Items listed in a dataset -
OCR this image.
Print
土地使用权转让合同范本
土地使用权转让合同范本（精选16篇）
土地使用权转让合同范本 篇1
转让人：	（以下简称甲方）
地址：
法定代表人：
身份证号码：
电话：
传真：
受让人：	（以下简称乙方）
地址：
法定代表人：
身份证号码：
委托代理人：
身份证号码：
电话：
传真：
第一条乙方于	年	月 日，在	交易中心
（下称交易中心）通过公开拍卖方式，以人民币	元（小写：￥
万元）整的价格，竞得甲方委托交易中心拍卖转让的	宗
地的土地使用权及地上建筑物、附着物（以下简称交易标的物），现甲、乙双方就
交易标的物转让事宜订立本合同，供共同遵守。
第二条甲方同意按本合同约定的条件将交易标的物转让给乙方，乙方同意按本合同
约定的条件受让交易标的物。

PROBLEM REQUIREMENTS - Repeat all the entries exactly as given.

EXERCISE RESPONSE -
OCR this image.
Print
土地使用权转让合同范本
土地使用权转让合同范本（精选16篇）
土地使用权转让合同范本 篇1
转让人：	（以下简称甲方）
地址：
法定代表人：
身份证号码：
电话：
传真：
受让人：	（以下简称乙方）
地址：
法定代表人：
身份证号码：
委托代理人：
身份证号码：
电话：
传真：
第一条乙方于	年	月 日，在	交易中心
（下称交易中心）通过公开拍卖方式，以人民币	元（小写：￥
万元）整的价格，竞得甲方委托交易中心拍卖转让的	宗
地的土地使用权及地上建筑物、附着物（以下简称交易标的物），现甲、乙双方就
交易标的物转让事宜订立本合同，供共同遵守。
第二条甲方同意按本合同约定的条件将交易标的物转让给乙方，乙方同意按本合同
约定的条件受让交易标的物。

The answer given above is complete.